TASK DETAILS
Check each line of the listing for the word "label" and give only the number of lines that have it.

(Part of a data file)
-*-
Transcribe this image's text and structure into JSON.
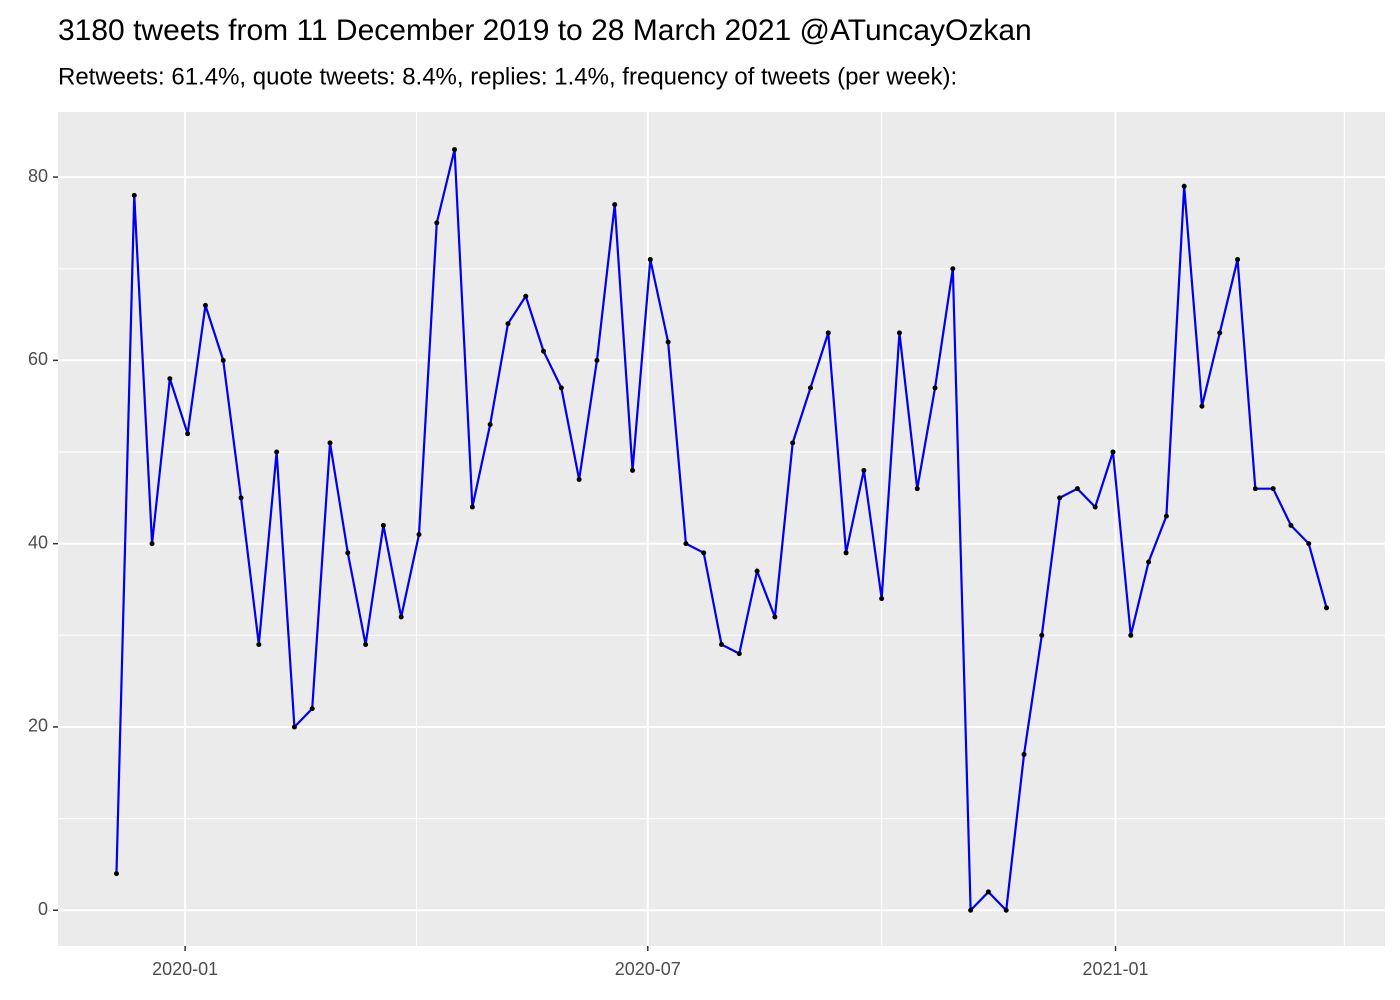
{
  "chart_data": {
    "type": "line",
    "title": "3180 tweets from 11 December 2019 to 28 March 2021 @ATuncayOzkan",
    "subtitle": "Retweets: 61.4%, quote tweets: 8.4%, replies: 1.4%, frequency of tweets (per week):",
    "x": [
      "2019-12-05",
      "2019-12-12",
      "2019-12-19",
      "2019-12-26",
      "2020-01-02",
      "2020-01-09",
      "2020-01-16",
      "2020-01-23",
      "2020-01-30",
      "2020-02-06",
      "2020-02-13",
      "2020-02-20",
      "2020-02-27",
      "2020-03-05",
      "2020-03-12",
      "2020-03-19",
      "2020-03-26",
      "2020-04-02",
      "2020-04-09",
      "2020-04-16",
      "2020-04-23",
      "2020-04-30",
      "2020-05-07",
      "2020-05-14",
      "2020-05-21",
      "2020-05-28",
      "2020-06-04",
      "2020-06-11",
      "2020-06-18",
      "2020-06-25",
      "2020-07-02",
      "2020-07-09",
      "2020-07-16",
      "2020-07-23",
      "2020-07-30",
      "2020-08-06",
      "2020-08-13",
      "2020-08-20",
      "2020-08-27",
      "2020-09-03",
      "2020-09-10",
      "2020-09-17",
      "2020-09-24",
      "2020-10-01",
      "2020-10-08",
      "2020-10-15",
      "2020-10-22",
      "2020-10-29",
      "2020-11-05",
      "2020-11-12",
      "2020-11-19",
      "2020-11-26",
      "2020-12-03",
      "2020-12-10",
      "2020-12-17",
      "2020-12-24",
      "2020-12-31",
      "2021-01-07",
      "2021-01-14",
      "2021-01-21",
      "2021-01-28",
      "2021-02-04",
      "2021-02-11",
      "2021-02-18",
      "2021-02-25",
      "2021-03-04",
      "2021-03-11",
      "2021-03-18",
      "2021-03-25"
    ],
    "values": [
      4,
      78,
      40,
      58,
      52,
      66,
      60,
      45,
      29,
      50,
      20,
      22,
      51,
      39,
      29,
      42,
      32,
      41,
      75,
      83,
      44,
      53,
      64,
      67,
      61,
      57,
      47,
      60,
      77,
      48,
      71,
      62,
      40,
      39,
      29,
      28,
      37,
      32,
      51,
      57,
      63,
      39,
      48,
      34,
      63,
      46,
      57,
      70,
      0,
      2,
      0,
      17,
      30,
      45,
      46,
      44,
      50,
      30,
      38,
      43,
      79,
      55,
      63,
      71,
      46,
      46,
      42,
      40,
      33
    ],
    "color": "#0000ee",
    "point_color": "#000000",
    "xlim": [
      "2019-11-12",
      "2021-04-17"
    ],
    "xticks": [
      {
        "value": "2020-01-01",
        "label": "2020-01"
      },
      {
        "value": "2020-07-01",
        "label": "2020-07"
      },
      {
        "value": "2021-01-01",
        "label": "2021-01"
      }
    ],
    "xminorticks": [
      "2020-04-01",
      "2020-10-01",
      "2021-04-01"
    ],
    "ylim": [
      -3.9,
      87.1
    ],
    "yticks": [
      0,
      20,
      40,
      60,
      80
    ],
    "yminorticks": [
      10,
      30,
      50,
      70
    ],
    "grid": true
  }
}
-*-
EXERCISE OUTPUT
3